■ **Exercise details**: Set down the full listing exactly as given. Any pictures are to be left out.
====
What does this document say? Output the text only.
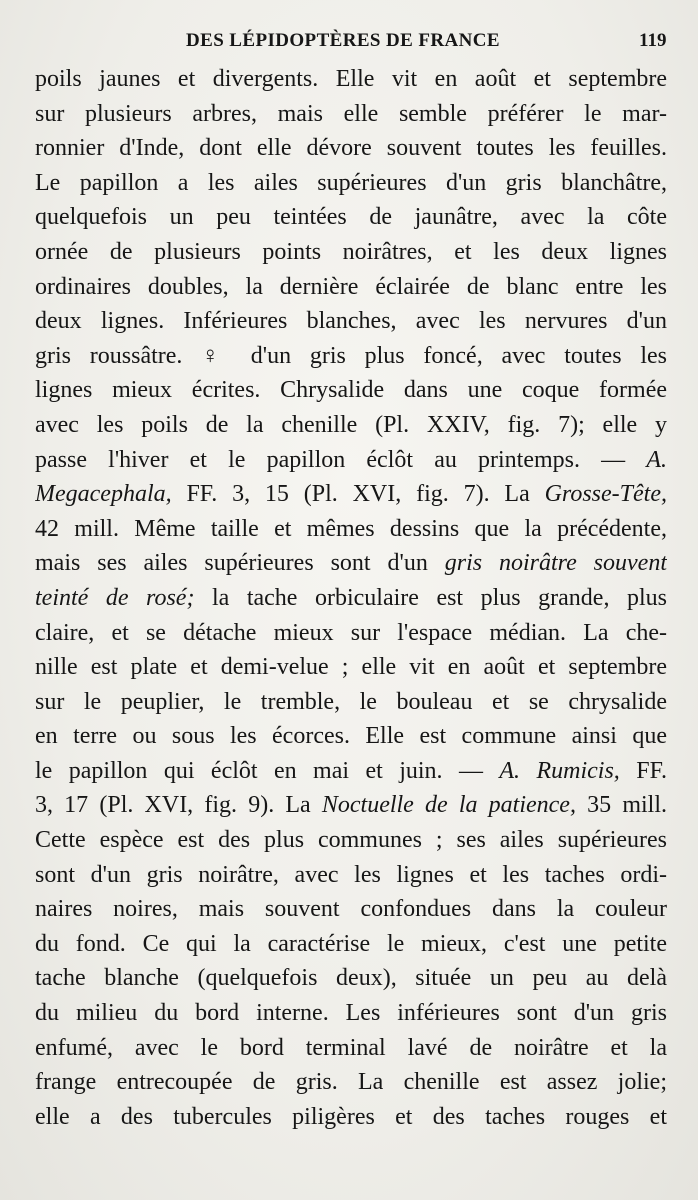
DES LÉPIDOPTÈRES DE FRANCE	119
poils jaunes et divergents. Elle vit en août et septembre
sur plusieurs arbres, mais elle semble préférer le mar-
ronnier d'Inde, dont elle dévore souvent toutes les feuilles.
Le papillon a les ailes supérieures d'un gris blanchâtre,
quelquefois un peu teintées de jaunâtre, avec la côte
ornée de plusieurs points noirâtres, et les deux lignes
ordinaires doubles, la dernière éclairée de blanc entre les
deux lignes. Inférieures blanches, avec les nervures d'un
gris roussâtre. ♀ d'un gris plus foncé, avec toutes les
lignes mieux écrites. Chrysalide dans une coque formée
avec les poils de la chenille (Pl. XXIV, fig. 7); elle y
passe l'hiver et le papillon éclôt au printemps. — A.
Megacephala, FF. 3, 15 (Pl. XVI, fig. 7). La Grosse-Tête,
42 mill. Même taille et mêmes dessins que la précédente,
mais ses ailes supérieures sont d'un gris noirâtre souvent
teinté de rosé; la tache orbiculaire est plus grande, plus
claire, et se détache mieux sur l'espace médian. La che-
nille est plate et demi-velue ; elle vit en août et septembre
sur le peuplier, le tremble, le bouleau et se chrysalide
en terre ou sous les écorces. Elle est commune ainsi que
le papillon qui éclôt en mai et juin. — A. Rumicis, FF.
3, 17 (Pl. XVI, fig. 9). La Noctuelle de la patience, 35 mill.
Cette espèce est des plus communes ; ses ailes supérieures
sont d'un gris noirâtre, avec les lignes et les taches ordi-
naires noires, mais souvent confondues dans la couleur
du fond. Ce qui la caractérise le mieux, c'est une petite
tache blanche (quelquefois deux), située un peu au delà
du milieu du bord interne. Les inférieures sont d'un gris
enfumé, avec le bord terminal lavé de noirâtre et la
frange entrecoupée de gris. La chenille est assez jolie;
elle a des tubercules piligères et des taches rouges et
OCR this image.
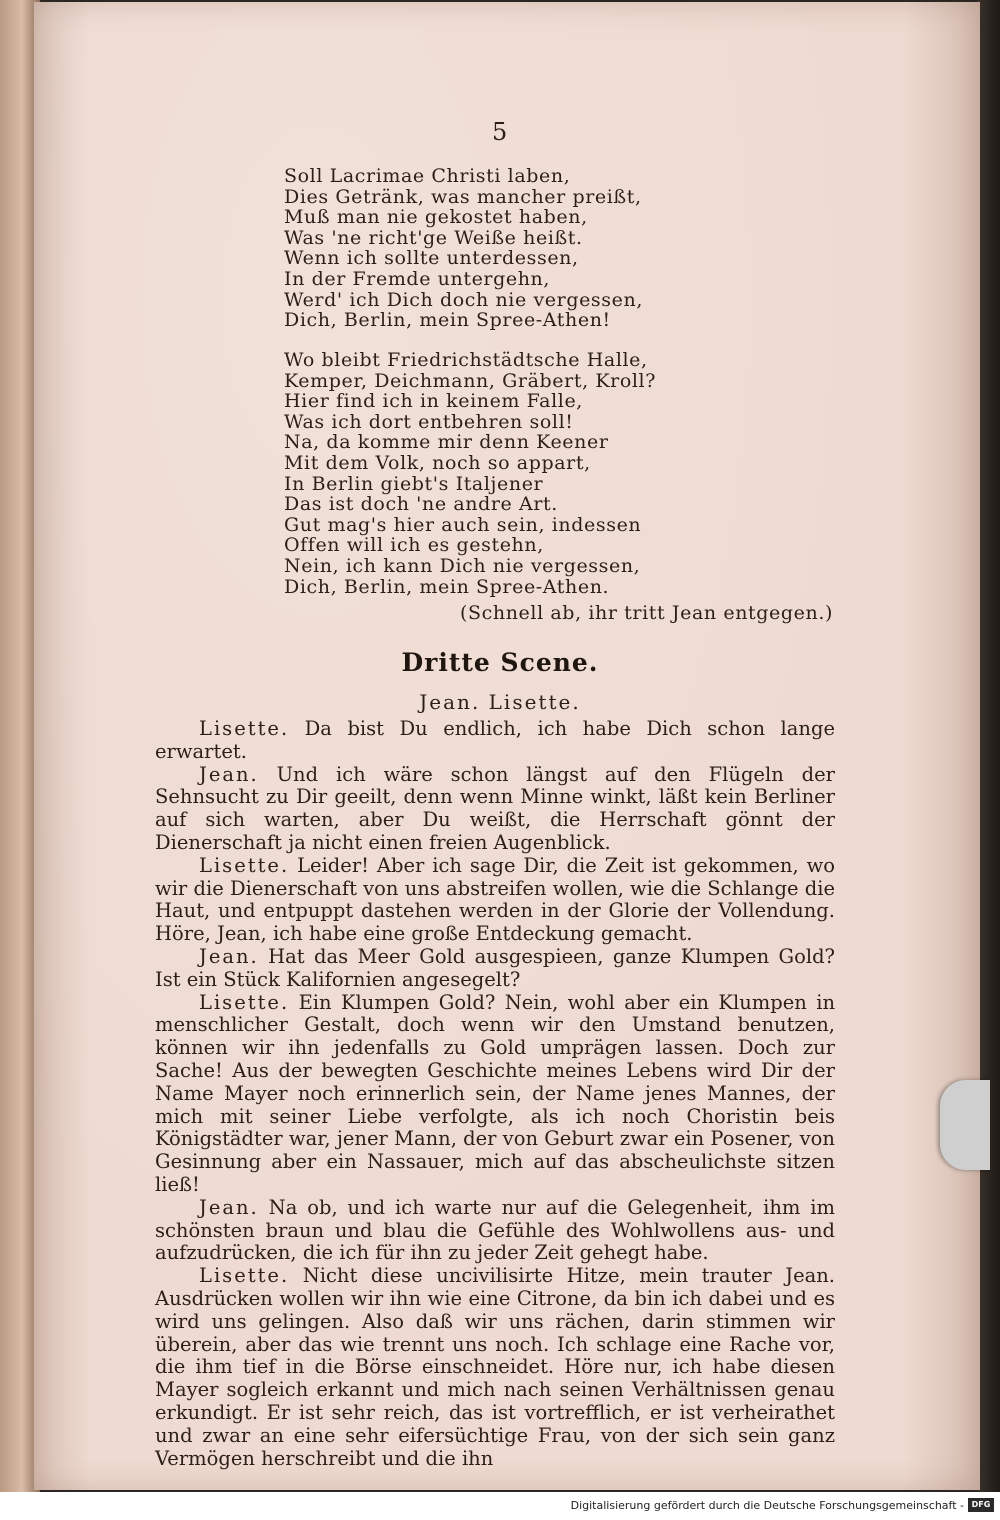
5
Soll Lacrimae Christi laben,
Dies Getränk, was mancher preißt,
Muß man nie gekostet haben,
Was 'ne richt'ge Weiße heißt.
Wenn ich sollte unterdessen,
In der Fremde untergehn,
Werd' ich Dich doch nie vergessen,
Dich, Berlin, mein Spree-Athen!
Wo bleibt Friedrichstädtsche Halle,
Kemper, Deichmann, Gräbert, Kroll?
Hier find ich in keinem Falle,
Was ich dort entbehren soll!
Na, da komme mir denn Keener
Mit dem Volk, noch so appart,
In Berlin giebt's Italjener
Das ist doch 'ne andre Art.
Gut mag's hier auch sein, indessen
Offen will ich es gestehn,
Nein, ich kann Dich nie vergessen,
Dich, Berlin, mein Spree-Athen.
(Schnell ab, ihr tritt Jean entgegen.)
Dritte Scene.
Jean. Lisette.

Lisette. Da bist Du endlich, ich habe Dich schon lange erwartet.

Jean. Und ich wäre schon längst auf den Flügeln der Sehnsucht zu Dir geeilt, denn wenn Minne winkt, läßt kein Berliner auf sich warten, aber Du weißt, die Herrschaft gönnt der Dienerschaft ja nicht einen freien Augenblick.

Lisette. Leider! Aber ich sage Dir, die Zeit ist gekommen, wo wir die Dienerschaft von uns abstreifen wollen, wie die Schlange die Haut, und entpuppt dastehen werden in der Glorie der Vollendung. Höre, Jean, ich habe eine große Entdeckung gemacht.

Jean. Hat das Meer Gold ausgespieen, ganze Klumpen Gold? Ist ein Stück Kalifornien angesegelt?

Lisette. Ein Klumpen Gold? Nein, wohl aber ein Klumpen in menschlicher Gestalt, doch wenn wir den Umstand benutzen, können wir ihn jedenfalls zu Gold umprägen lassen. Doch zur Sache! Aus der bewegten Geschichte meines Lebens wird Dir der Name Mayer noch erinnerlich sein, der Name jenes Mannes, der mich mit seiner Liebe verfolgte, als ich noch Choristin beis Königstädter war, jener Mann, der von Geburt zwar ein Posener, von Gesinnung aber ein Nassauer, mich auf das abscheulichste sitzen ließ!

Jean. Na ob, und ich warte nur auf die Gelegenheit, ihm im schönsten braun und blau die Gefühle des Wohlwollens aus- und aufzudrücken, die ich für ihn zu jeder Zeit gehegt habe.

Lisette. Nicht diese uncivilisirte Hitze, mein trauter Jean. Ausdrücken wollen wir ihn wie eine Citrone, da bin ich dabei und es wird uns gelingen. Also daß wir uns rächen, darin stimmen wir überein, aber das wie trennt uns noch. Ich schlage eine Rache vor, die ihm tief in die Börse einschneidet. Höre nur, ich habe diesen Mayer sogleich erkannt und mich nach seinen Verhältnissen genau erkundigt. Er ist sehr reich, das ist vortrefflich, er ist verheirathet und zwar an eine sehr eifersüchtige Frau, von der sich sein ganz Vermögen herschreibt und die ihn

Digitalisierung gefördert durch die Deutsche Forschungsgemeinschaft - DFG
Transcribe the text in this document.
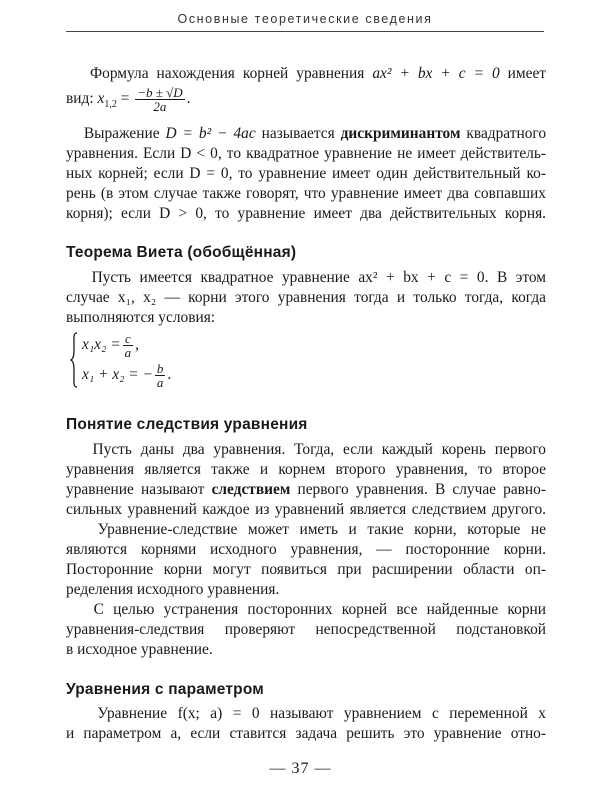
Основные теоретические сведения
Формула нахождения корней уравнения ax² + bx + c = 0 имеет
вид: $x_{1,2} = \frac{-b \pm √D}{2a}$ .
Выражение D = b² − 4ac называется дискриминантом квадратного
уравнения. Если D < 0, то квадратное уравнение не имеет действитель-
ных корней; если D = 0, то уравнение имеет один действительный ко-
рень (в этом случае также говорят, что уравнение имеет два совпавших
корня); если D > 0, то уравнение имеет два действительных корня.
Теорема Виета (обобщённая)
Пусть имеется квадратное уравнение ax² + bx + c = 0. В этом
случае x₁, x₂ — корни этого уравнения тогда и только тогда, когда
выполняются условия:
$x_1x_2 = \frac{c}{a}$ ,
x₁ + x₂ = − $\frac{b}{a}$ .
Понятие следствия уравнения
Пусть даны два уравнения. Тогда, если каждый корень первого
уравнения является также и корнем второго уравнения, то второе
уравнение называют следствием первого уравнения. В случае равно-
сильных уравнений каждое из уравнений является следствием другого.
Уравнение-следствие может иметь и такие корни, которые не
являются корнями исходного уравнения, — посторонние корни.
Посторонние корни могут появиться при расширении области оп-
ределения исходного уравнения.
С целью устранения посторонних корней все найденные корни
уравнения-следствия проверяют непосредственной подстановкой
в исходное уравнение.
Уравнения с параметром
Уравнение f(x; a) = 0 называют уравнением с переменной x
и параметром a, если ставится задача решить это уравнение отно-
— 37 —
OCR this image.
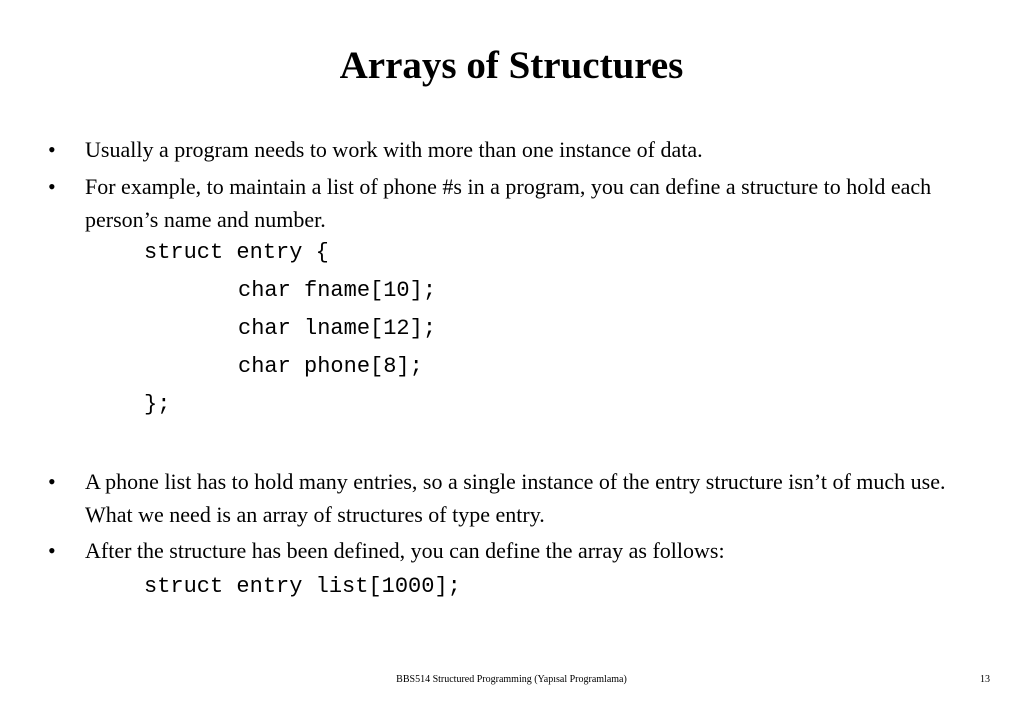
Arrays of Structures
• Usually a program needs to work with more than one instance of data.
• For example, to maintain a list of phone #s in a program, you can define a structure to hold each person’s name and number.
struct entry {
char fname[10];
char lname[12];
char phone[8];
};
• A phone list has to hold many entries, so a single instance of the entry structure isn’t of much use. What we need is an array of structures of type entry.
• After the structure has been defined, you can define the array as follows:
struct entry list[1000];
BBS514 Structured Programming (Yapısal Programlama)	13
====
■ **Answer to the exercise**:
What does this document say? Output the text only.
DES LÉPIDOPTÈRES DE FRANCE	119
poils jaunes et divergents. Elle vit en août et septembre
sur plusieurs arbres, mais elle semble préférer le mar-
ronnier d'Inde, dont elle dévore souvent toutes les feuilles.
Le papillon a les ailes supérieures d'un gris blanchâtre,
quelquefois un peu teintées de jaunâtre, avec la côte
ornée de plusieurs points noirâtres, et les deux lignes
ordinaires doubles, la dernière éclairée de blanc entre les
deux lignes. Inférieures blanches, avec les nervures d'un
gris roussâtre. ♀ d'un gris plus foncé, avec toutes les
lignes mieux écrites. Chrysalide dans une coque formée
avec les poils de la chenille (Pl. XXIV, fig. 7); elle y
passe l'hiver et le papillon éclôt au printemps. — A.
Megacephala, FF. 3, 15 (Pl. XVI, fig. 7). La Grosse-Tête,
42 mill. Même taille et mêmes dessins que la précédente,
mais ses ailes supérieures sont d'un gris noirâtre souvent
teinté de rosé; la tache orbiculaire est plus grande, plus
claire, et se détache mieux sur l'espace médian. La che-
nille est plate et demi-velue ; elle vit en août et septembre
sur le peuplier, le tremble, le bouleau et se chrysalide
en terre ou sous les écorces. Elle est commune ainsi que
le papillon qui éclôt en mai et juin. — A. Rumicis, FF.
3, 17 (Pl. XVI, fig. 9). La Noctuelle de la patience, 35 mill.
Cette espèce est des plus communes ; ses ailes supérieures
sont d'un gris noirâtre, avec les lignes et les taches ordi-
naires noires, mais souvent confondues dans la couleur
du fond. Ce qui la caractérise le mieux, c'est une petite
tache blanche (quelquefois deux), située un peu au delà
du milieu du bord interne. Les inférieures sont d'un gris
enfumé, avec le bord terminal lavé de noirâtre et la
frange entrecoupée de gris. La chenille est assez jolie;
elle a des tubercules piligères et des taches rouges et
OCR this image.
5
Soll Lacrimae Christi laben,
Dies Getränk, was mancher preißt,
Muß man nie gekostet haben,
Was 'ne richt'ge Weiße heißt.
Wenn ich sollte unterdessen,
In der Fremde untergehn,
Werd' ich Dich doch nie vergessen,
Dich, Berlin, mein Spree-Athen!
Wo bleibt Friedrichstädtsche Halle,
Kemper, Deichmann, Gräbert, Kroll?
Hier find ich in keinem Falle,
Was ich dort entbehren soll!
Na, da komme mir denn Keener
Mit dem Volk, noch so appart,
In Berlin giebt's Italjener
Das ist doch 'ne andre Art.
Gut mag's hier auch sein, indessen
Offen will ich es gestehn,
Nein, ich kann Dich nie vergessen,
Dich, Berlin, mein Spree-Athen.
(Schnell ab, ihr tritt Jean entgegen.)
Dritte Scene.
Jean. Lisette.

Lisette. Da bist Du endlich, ich habe Dich schon lange erwartet.

Jean. Und ich wäre schon längst auf den Flügeln der Sehnsucht zu Dir geeilt, denn wenn Minne winkt, läßt kein Berliner auf sich warten, aber Du weißt, die Herrschaft gönnt der Dienerschaft ja nicht einen freien Augenblick.

Lisette. Leider! Aber ich sage Dir, die Zeit ist gekommen, wo wir die Dienerschaft von uns abstreifen wollen, wie die Schlange die Haut, und entpuppt dastehen werden in der Glorie der Vollendung. Höre, Jean, ich habe eine große Entdeckung gemacht.

Jean. Hat das Meer Gold ausgespieen, ganze Klumpen Gold? Ist ein Stück Kalifornien angesegelt?

Lisette. Ein Klumpen Gold? Nein, wohl aber ein Klumpen in menschlicher Gestalt, doch wenn wir den Umstand benutzen, können wir ihn jedenfalls zu Gold umprägen lassen. Doch zur Sache! Aus der bewegten Geschichte meines Lebens wird Dir der Name Mayer noch erinnerlich sein, der Name jenes Mannes, der mich mit seiner Liebe verfolgte, als ich noch Choristin beis Königstädter war, jener Mann, der von Geburt zwar ein Posener, von Gesinnung aber ein Nassauer, mich auf das abscheulichste sitzen ließ!

Jean. Na ob, und ich warte nur auf die Gelegenheit, ihm im schönsten braun und blau die Gefühle des Wohlwollens aus- und aufzudrücken, die ich für ihn zu jeder Zeit gehegt habe.

Lisette. Nicht diese uncivilisirte Hitze, mein trauter Jean. Ausdrücken wollen wir ihn wie eine Citrone, da bin ich dabei und es wird uns gelingen. Also daß wir uns rächen, darin stimmen wir überein, aber das wie trennt uns noch. Ich schlage eine Rache vor, die ihm tief in die Börse einschneidet. Höre nur, ich habe diesen Mayer sogleich erkannt und mich nach seinen Verhältnissen genau erkundigt. Er ist sehr reich, das ist vortrefflich, er ist verheirathet und zwar an eine sehr eifersüchtige Frau, von der sich sein ganz Vermögen herschreibt und die ihn

Digitalisierung gefördert durch die Deutsche Forschungsgemeinschaft - DFG
Transcribe the text in this document.
Основные теоретические сведения
Формула нахождения корней уравнения ax² + bx + c = 0 имеет
вид: $x_{1,2} = \frac{-b \pm √D}{2a}$ .
Выражение D = b² − 4ac называется дискриминантом квадратного
уравнения. Если D < 0, то квадратное уравнение не имеет действитель-
ных корней; если D = 0, то уравнение имеет один действительный ко-
рень (в этом случае также говорят, что уравнение имеет два совпавших
корня); если D > 0, то уравнение имеет два действительных корня.
Теорема Виета (обобщённая)
Пусть имеется квадратное уравнение ax² + bx + c = 0. В этом
случае x₁, x₂ — корни этого уравнения тогда и только тогда, когда
выполняются условия:
$x_1x_2 = \frac{c}{a}$ ,
x₁ + x₂ = − $\frac{b}{a}$ .
Понятие следствия уравнения
Пусть даны два уравнения. Тогда, если каждый корень первого
уравнения является также и корнем второго уравнения, то второе
уравнение называют следствием первого уравнения. В случае равно-
сильных уравнений каждое из уравнений является следствием другого.
Уравнение-следствие может иметь и такие корни, которые не
являются корнями исходного уравнения, — посторонние корни.
Посторонние корни могут появиться при расширении области оп-
ределения исходного уравнения.
С целью устранения посторонних корней все найденные корни
уравнения-следствия проверяют непосредственной подстановкой
в исходное уравнение.
Уравнения с параметром
Уравнение f(x; a) = 0 называют уравнением с переменной x
и параметром a, если ставится задача решить это уравнение отно-
— 37 —
OCR this image.
Arrays of Structures
• Usually a program needs to work with more than one instance of data.
• For example, to maintain a list of phone #s in a program, you can define a structure to hold each person’s name and number.
struct entry {
char fname[10];
char lname[12];
char phone[8];
};
• A phone list has to hold many entries, so a single instance of the entry structure isn’t of much use. What we need is an array of structures of type entry.
• After the structure has been defined, you can define the array as follows:
struct entry list[1000];
BBS514 Structured Programming (Yapısal Programlama)	13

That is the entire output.